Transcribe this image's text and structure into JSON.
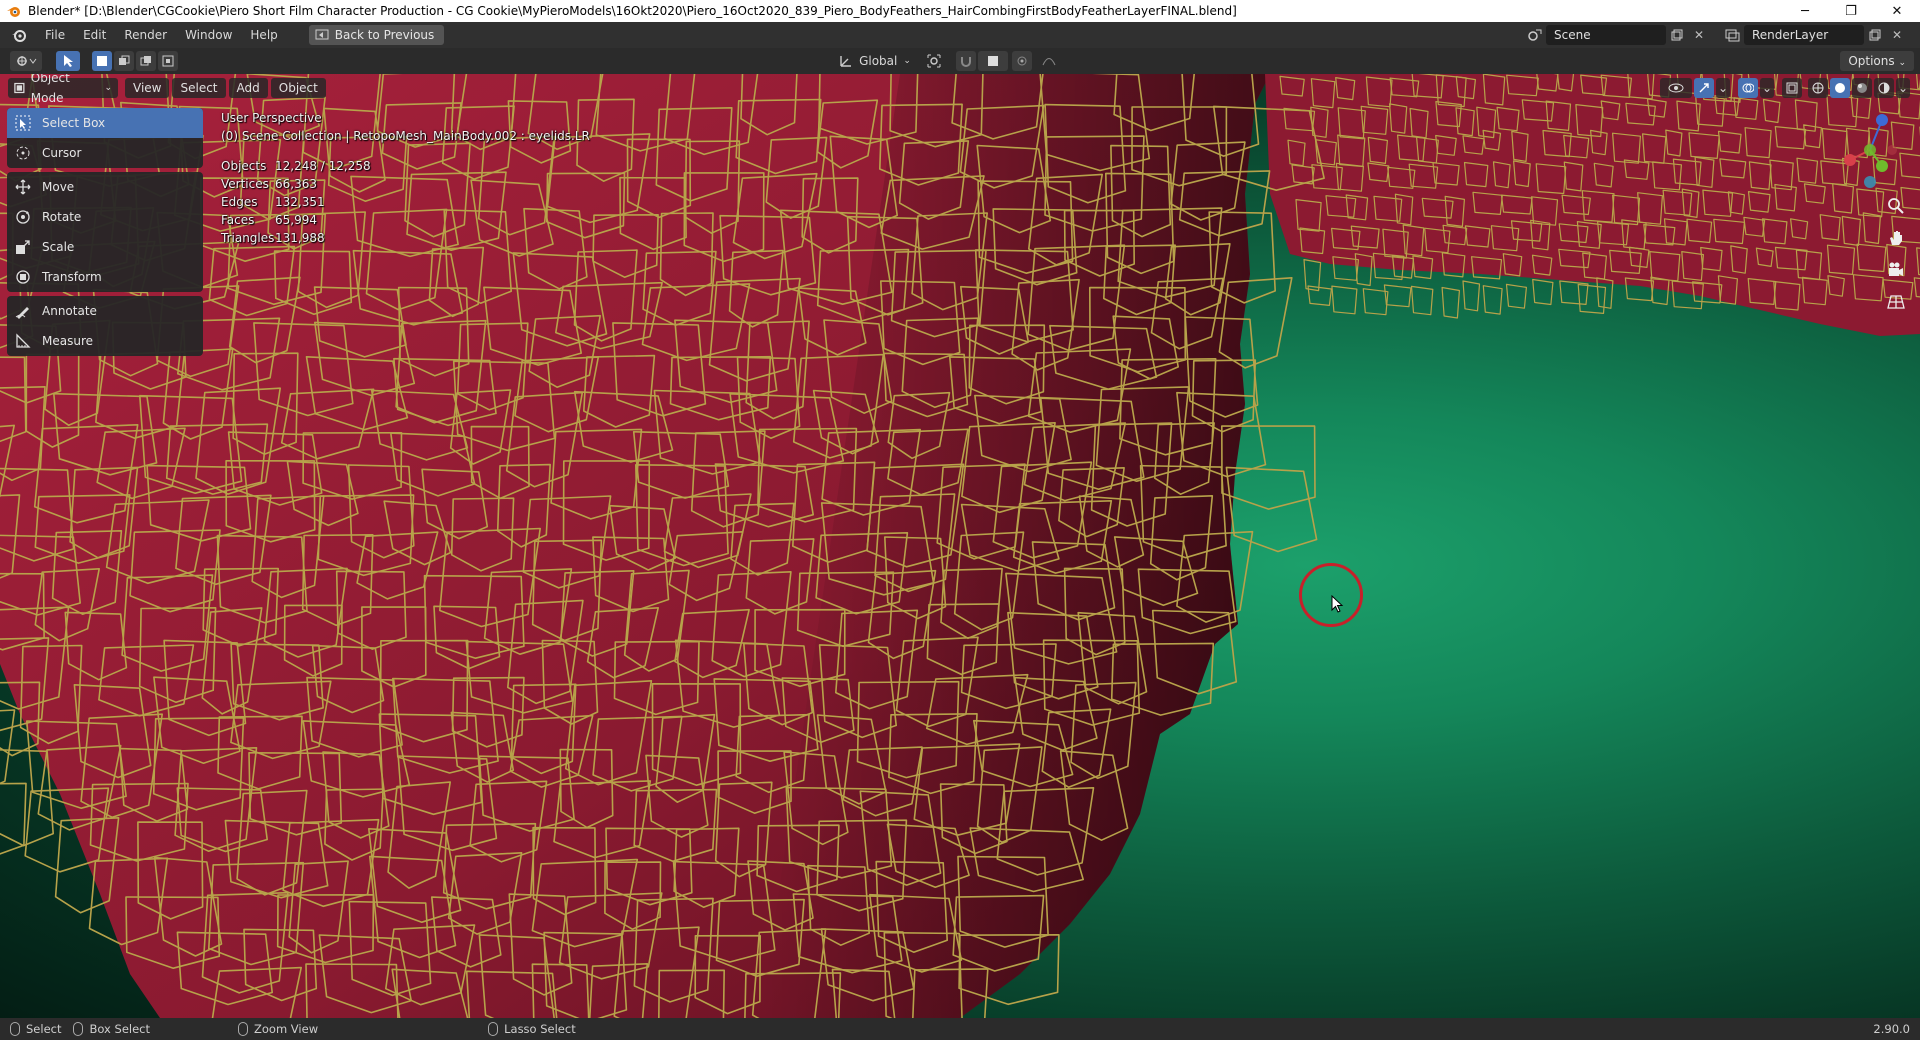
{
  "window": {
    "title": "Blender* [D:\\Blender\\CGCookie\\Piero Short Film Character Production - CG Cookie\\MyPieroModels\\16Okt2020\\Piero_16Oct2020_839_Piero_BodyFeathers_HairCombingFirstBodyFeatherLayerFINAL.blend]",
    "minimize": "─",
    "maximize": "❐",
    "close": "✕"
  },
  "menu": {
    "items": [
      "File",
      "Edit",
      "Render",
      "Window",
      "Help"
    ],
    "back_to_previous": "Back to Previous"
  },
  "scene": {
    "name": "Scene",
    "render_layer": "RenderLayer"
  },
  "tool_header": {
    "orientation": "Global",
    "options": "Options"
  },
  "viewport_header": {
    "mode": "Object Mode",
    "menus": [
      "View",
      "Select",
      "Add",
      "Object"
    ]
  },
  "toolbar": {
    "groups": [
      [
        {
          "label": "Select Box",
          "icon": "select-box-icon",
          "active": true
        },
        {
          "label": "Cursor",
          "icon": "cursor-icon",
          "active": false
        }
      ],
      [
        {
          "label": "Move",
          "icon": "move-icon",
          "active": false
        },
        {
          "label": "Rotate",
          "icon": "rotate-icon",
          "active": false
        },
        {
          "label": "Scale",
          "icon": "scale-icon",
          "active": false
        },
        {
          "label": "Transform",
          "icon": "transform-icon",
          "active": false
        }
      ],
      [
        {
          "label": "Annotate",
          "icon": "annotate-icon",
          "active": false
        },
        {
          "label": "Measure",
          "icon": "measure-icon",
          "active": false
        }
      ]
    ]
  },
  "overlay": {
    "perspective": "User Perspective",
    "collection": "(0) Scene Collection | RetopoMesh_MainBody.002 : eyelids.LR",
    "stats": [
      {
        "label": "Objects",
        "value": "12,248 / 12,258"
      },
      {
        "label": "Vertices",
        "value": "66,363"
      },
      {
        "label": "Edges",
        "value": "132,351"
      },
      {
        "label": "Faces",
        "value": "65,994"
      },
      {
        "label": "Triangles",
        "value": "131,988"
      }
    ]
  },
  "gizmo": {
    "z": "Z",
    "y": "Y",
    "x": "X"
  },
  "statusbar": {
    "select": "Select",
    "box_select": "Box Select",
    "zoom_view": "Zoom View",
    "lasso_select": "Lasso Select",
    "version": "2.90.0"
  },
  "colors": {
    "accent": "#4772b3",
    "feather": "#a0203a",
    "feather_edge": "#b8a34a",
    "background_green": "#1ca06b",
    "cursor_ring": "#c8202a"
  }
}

* * *

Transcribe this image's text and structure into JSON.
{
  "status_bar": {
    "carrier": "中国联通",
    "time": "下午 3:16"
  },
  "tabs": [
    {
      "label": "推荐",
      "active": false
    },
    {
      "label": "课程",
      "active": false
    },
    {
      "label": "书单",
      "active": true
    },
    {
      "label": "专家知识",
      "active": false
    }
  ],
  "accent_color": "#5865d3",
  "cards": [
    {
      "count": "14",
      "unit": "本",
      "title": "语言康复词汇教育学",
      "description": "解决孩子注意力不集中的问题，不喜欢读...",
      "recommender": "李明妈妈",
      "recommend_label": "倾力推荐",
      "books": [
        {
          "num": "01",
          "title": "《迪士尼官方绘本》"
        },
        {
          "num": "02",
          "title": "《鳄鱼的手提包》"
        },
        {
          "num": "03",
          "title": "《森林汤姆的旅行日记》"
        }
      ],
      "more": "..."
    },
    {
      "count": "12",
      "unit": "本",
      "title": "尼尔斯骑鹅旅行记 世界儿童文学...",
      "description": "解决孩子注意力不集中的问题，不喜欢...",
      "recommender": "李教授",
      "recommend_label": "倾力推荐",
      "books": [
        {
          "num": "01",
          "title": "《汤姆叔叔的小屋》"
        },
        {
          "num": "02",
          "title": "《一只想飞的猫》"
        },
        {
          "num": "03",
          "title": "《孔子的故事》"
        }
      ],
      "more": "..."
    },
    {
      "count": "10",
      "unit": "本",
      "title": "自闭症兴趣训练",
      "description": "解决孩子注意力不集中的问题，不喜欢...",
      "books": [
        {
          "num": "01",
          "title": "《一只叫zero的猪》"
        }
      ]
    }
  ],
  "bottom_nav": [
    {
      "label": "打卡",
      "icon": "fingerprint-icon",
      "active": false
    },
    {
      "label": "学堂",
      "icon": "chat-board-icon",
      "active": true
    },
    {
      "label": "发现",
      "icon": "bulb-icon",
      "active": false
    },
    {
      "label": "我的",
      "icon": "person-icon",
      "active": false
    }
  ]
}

==

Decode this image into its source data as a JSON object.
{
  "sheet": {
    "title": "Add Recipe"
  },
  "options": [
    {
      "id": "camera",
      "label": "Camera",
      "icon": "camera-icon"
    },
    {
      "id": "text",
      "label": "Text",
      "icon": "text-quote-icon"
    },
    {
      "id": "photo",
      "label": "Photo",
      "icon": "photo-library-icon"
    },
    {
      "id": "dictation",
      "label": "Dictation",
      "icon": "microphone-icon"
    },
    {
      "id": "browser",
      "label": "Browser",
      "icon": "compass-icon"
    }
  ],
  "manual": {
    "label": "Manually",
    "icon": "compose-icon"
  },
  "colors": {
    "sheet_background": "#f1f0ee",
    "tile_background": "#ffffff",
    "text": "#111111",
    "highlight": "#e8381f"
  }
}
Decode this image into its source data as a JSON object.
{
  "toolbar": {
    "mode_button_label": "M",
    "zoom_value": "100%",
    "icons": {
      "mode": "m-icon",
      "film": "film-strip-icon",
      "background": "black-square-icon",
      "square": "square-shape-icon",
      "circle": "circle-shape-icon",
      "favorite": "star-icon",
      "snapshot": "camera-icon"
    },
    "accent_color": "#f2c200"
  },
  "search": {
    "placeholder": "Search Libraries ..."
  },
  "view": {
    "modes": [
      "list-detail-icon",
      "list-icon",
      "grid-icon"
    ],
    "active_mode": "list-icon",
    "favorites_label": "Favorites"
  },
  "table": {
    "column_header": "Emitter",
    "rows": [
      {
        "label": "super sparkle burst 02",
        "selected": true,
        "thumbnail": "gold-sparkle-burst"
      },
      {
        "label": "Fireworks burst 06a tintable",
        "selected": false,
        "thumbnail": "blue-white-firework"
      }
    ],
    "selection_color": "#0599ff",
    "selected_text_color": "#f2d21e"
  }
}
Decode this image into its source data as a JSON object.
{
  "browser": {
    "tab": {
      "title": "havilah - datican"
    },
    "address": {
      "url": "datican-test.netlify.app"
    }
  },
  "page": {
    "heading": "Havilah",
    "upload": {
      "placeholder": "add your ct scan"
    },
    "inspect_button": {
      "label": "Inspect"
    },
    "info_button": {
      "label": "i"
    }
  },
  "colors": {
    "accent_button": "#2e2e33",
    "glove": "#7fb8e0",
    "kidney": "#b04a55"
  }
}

§ WORK REQUIRED:
Every line holding "true" should be copied out.

§ ANSWER BELOW:
          "active": true
      "active": true
      "active": true
        "selected": true,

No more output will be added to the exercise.